Task brief
Exactly as written, print each record in the listing.

Figure dataset records:
_ _ _

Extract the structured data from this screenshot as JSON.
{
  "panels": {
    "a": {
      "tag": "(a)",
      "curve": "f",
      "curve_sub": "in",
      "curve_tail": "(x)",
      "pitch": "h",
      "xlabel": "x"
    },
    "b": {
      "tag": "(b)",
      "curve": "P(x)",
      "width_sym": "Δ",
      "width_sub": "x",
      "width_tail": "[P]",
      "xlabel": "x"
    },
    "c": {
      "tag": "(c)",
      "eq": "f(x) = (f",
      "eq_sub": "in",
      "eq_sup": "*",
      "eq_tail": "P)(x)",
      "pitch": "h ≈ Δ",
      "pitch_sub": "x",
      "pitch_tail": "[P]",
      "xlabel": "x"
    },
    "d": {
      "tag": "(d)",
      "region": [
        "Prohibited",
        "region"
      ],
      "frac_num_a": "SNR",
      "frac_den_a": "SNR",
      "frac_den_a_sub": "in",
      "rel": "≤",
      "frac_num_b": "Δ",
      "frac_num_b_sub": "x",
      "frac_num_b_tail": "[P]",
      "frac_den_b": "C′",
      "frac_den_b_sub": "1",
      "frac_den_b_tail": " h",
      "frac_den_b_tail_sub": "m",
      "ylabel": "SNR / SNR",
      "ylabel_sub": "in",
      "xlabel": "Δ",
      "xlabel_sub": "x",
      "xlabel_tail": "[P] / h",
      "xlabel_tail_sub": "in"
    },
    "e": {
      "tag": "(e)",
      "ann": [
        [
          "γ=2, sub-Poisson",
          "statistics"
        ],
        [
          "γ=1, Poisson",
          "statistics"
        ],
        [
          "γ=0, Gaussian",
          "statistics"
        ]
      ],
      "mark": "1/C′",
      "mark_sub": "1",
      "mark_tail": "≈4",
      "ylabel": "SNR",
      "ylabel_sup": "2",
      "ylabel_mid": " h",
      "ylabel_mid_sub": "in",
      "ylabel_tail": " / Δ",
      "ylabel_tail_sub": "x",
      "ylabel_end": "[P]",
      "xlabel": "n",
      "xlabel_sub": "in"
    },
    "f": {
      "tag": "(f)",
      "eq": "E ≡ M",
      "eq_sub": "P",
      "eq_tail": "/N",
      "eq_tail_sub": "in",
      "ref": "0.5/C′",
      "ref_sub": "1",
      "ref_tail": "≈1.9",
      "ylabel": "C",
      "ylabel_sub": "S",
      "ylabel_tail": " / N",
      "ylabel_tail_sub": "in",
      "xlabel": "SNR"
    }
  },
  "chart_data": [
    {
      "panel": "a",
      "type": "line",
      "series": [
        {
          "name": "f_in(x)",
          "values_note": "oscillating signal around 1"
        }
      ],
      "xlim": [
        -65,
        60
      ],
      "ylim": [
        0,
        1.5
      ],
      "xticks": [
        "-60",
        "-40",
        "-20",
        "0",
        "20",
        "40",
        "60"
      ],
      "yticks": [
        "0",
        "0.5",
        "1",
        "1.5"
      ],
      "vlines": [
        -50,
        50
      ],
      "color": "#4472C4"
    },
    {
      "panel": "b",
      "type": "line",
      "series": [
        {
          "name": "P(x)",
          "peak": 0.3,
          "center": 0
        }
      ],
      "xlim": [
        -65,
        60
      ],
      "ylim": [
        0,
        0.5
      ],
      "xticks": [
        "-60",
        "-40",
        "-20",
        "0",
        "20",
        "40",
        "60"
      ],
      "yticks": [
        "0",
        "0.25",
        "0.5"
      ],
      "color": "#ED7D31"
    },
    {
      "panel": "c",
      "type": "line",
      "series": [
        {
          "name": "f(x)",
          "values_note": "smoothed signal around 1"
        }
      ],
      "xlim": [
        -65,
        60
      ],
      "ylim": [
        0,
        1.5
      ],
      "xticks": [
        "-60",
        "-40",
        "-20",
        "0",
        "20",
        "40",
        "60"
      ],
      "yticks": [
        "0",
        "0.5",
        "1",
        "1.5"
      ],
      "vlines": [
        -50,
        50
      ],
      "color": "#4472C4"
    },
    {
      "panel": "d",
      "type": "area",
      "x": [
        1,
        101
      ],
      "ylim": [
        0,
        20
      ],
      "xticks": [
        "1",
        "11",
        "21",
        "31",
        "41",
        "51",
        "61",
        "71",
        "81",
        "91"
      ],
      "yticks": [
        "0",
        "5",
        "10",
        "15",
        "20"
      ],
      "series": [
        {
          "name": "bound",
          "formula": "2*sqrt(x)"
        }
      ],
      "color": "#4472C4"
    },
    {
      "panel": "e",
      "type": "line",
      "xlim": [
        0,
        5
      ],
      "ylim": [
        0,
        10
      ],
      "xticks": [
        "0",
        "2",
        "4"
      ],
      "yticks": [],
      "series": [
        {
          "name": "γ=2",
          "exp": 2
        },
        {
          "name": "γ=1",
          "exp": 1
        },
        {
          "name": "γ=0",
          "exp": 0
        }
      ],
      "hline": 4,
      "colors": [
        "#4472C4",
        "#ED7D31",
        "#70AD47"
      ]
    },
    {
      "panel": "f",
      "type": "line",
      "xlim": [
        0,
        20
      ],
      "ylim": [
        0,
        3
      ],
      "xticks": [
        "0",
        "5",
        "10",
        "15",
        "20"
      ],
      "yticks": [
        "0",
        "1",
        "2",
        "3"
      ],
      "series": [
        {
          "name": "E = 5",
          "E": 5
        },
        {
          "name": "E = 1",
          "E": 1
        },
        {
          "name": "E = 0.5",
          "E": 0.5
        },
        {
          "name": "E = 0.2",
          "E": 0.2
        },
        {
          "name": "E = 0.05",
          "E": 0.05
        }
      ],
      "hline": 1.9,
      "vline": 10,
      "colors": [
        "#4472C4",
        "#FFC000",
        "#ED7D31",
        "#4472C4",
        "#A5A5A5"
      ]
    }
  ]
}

_ _ _

Correct output
Extract the structured data from this screenshot as JSON.
{
  "panels": {
    "a": {
      "tag": "(a)",
      "curve": "f",
      "curve_sub": "in",
      "curve_tail": "(x)",
      "pitch": "h",
      "xlabel": "x"
    },
    "b": {
      "tag": "(b)",
      "curve": "P(x)",
      "width_sym": "Δ",
      "width_sub": "x",
      "width_tail": "[P]",
      "xlabel": "x"
    },
    "c": {
      "tag": "(c)",
      "eq": "f(x) = (f",
      "eq_sub": "in",
      "eq_sup": "*",
      "eq_tail": "P)(x)",
      "pitch": "h ≈ Δ",
      "pitch_sub": "x",
      "pitch_tail": "[P]",
      "xlabel": "x"
    },
    "d": {
      "tag": "(d)",
      "region": [
        "Prohibited",
        "region"
      ],
      "frac_num_a": "SNR",
      "frac_den_a": "SNR",
      "frac_den_a_sub": "in",
      "rel": "≤",
      "frac_num_b": "Δ",
      "frac_num_b_sub": "x",
      "frac_num_b_tail": "[P]",
      "frac_den_b": "C′",
      "frac_den_b_sub": "1",
      "frac_den_b_tail": " h",
      "frac_den_b_tail_sub": "m",
      "ylabel": "SNR / SNR",
      "ylabel_sub": "in",
      "xlabel": "Δ",
      "xlabel_sub": "x",
      "xlabel_tail": "[P] / h",
      "xlabel_tail_sub": "in"
    },
    "e": {
      "tag": "(e)",
      "ann": [
        [
          "γ=2, sub-Poisson",
          "statistics"
        ],
        [
          "γ=1, Poisson",
          "statistics"
        ],
        [
          "γ=0, Gaussian",
          "statistics"
        ]
      ],
      "mark": "1/C′",
      "mark_sub": "1",
      "mark_tail": "≈4",
      "ylabel": "SNR",
      "ylabel_sup": "2",
      "ylabel_mid": " h",
      "ylabel_mid_sub": "in",
      "ylabel_tail": " / Δ",
      "ylabel_tail_sub": "x",
      "ylabel_end": "[P]",
      "xlabel": "n",
      "xlabel_sub": "in"
    },
    "f": {
      "tag": "(f)",
      "eq": "E ≡ M",
      "eq_sub": "P",
      "eq_tail": "/N",
      "eq_tail_sub": "in",
      "ref": "0.5/C′",
      "ref_sub": "1",
      "ref_tail": "≈1.9",
      "ylabel": "C",
      "ylabel_sub": "S",
      "ylabel_tail": " / N",
      "ylabel_tail_sub": "in",
      "xlabel": "SNR"
    }
  },
  "chart_data": [
    {
      "panel": "a",
      "type": "line",
      "series": [
        {
          "name": "f_in(x)",
          "values_note": "oscillating signal around 1"
        }
      ],
      "xlim": [
        -65,
        60
      ],
      "ylim": [
        0,
        1.5
      ],
      "xticks": [
        "-60",
        "-40",
        "-20",
        "0",
        "20",
        "40",
        "60"
      ],
      "yticks": [
        "0",
        "0.5",
        "1",
        "1.5"
      ],
      "vlines": [
        -50,
        50
      ],
      "color": "#4472C4"
    },
    {
      "panel": "b",
      "type": "line",
      "series": [
        {
          "name": "P(x)",
          "peak": 0.3,
          "center": 0
        }
      ],
      "xlim": [
        -65,
        60
      ],
      "ylim": [
        0,
        0.5
      ],
      "xticks": [
        "-60",
        "-40",
        "-20",
        "0",
        "20",
        "40",
        "60"
      ],
      "yticks": [
        "0",
        "0.25",
        "0.5"
      ],
      "color": "#ED7D31"
    },
    {
      "panel": "c",
      "type": "line",
      "series": [
        {
          "name": "f(x)",
          "values_note": "smoothed signal around 1"
        }
      ],
      "xlim": [
        -65,
        60
      ],
      "ylim": [
        0,
        1.5
      ],
      "xticks": [
        "-60",
        "-40",
        "-20",
        "0",
        "20",
        "40",
        "60"
      ],
      "yticks": [
        "0",
        "0.5",
        "1",
        "1.5"
      ],
      "vlines": [
        -50,
        50
      ],
      "color": "#4472C4"
    },
    {
      "panel": "d",
      "type": "area",
      "x": [
        1,
        101
      ],
      "ylim": [
        0,
        20
      ],
      "xticks": [
        "1",
        "11",
        "21",
        "31",
        "41",
        "51",
        "61",
        "71",
        "81",
        "91"
      ],
      "yticks": [
        "0",
        "5",
        "10",
        "15",
        "20"
      ],
      "series": [
        {
          "name": "bound",
          "formula": "2*sqrt(x)"
        }
      ],
      "color": "#4472C4"
    },
    {
      "panel": "e",
      "type": "line",
      "xlim": [
        0,
        5
      ],
      "ylim": [
        0,
        10
      ],
      "xticks": [
        "0",
        "2",
        "4"
      ],
      "yticks": [],
      "series": [
        {
          "name": "γ=2",
          "exp": 2
        },
        {
          "name": "γ=1",
          "exp": 1
        },
        {
          "name": "γ=0",
          "exp": 0
        }
      ],
      "hline": 4,
      "colors": [
        "#4472C4",
        "#ED7D31",
        "#70AD47"
      ]
    },
    {
      "panel": "f",
      "type": "line",
      "xlim": [
        0,
        20
      ],
      "ylim": [
        0,
        3
      ],
      "xticks": [
        "0",
        "5",
        "10",
        "15",
        "20"
      ],
      "yticks": [
        "0",
        "1",
        "2",
        "3"
      ],
      "series": [
        {
          "name": "E = 5",
          "E": 5
        },
        {
          "name": "E = 1",
          "E": 1
        },
        {
          "name": "E = 0.5",
          "E": 0.5
        },
        {
          "name": "E = 0.2",
          "E": 0.2
        },
        {
          "name": "E = 0.05",
          "E": 0.05
        }
      ],
      "hline": 1.9,
      "vline": 10,
      "colors": [
        "#4472C4",
        "#FFC000",
        "#ED7D31",
        "#4472C4",
        "#A5A5A5"
      ]
    }
  ]
}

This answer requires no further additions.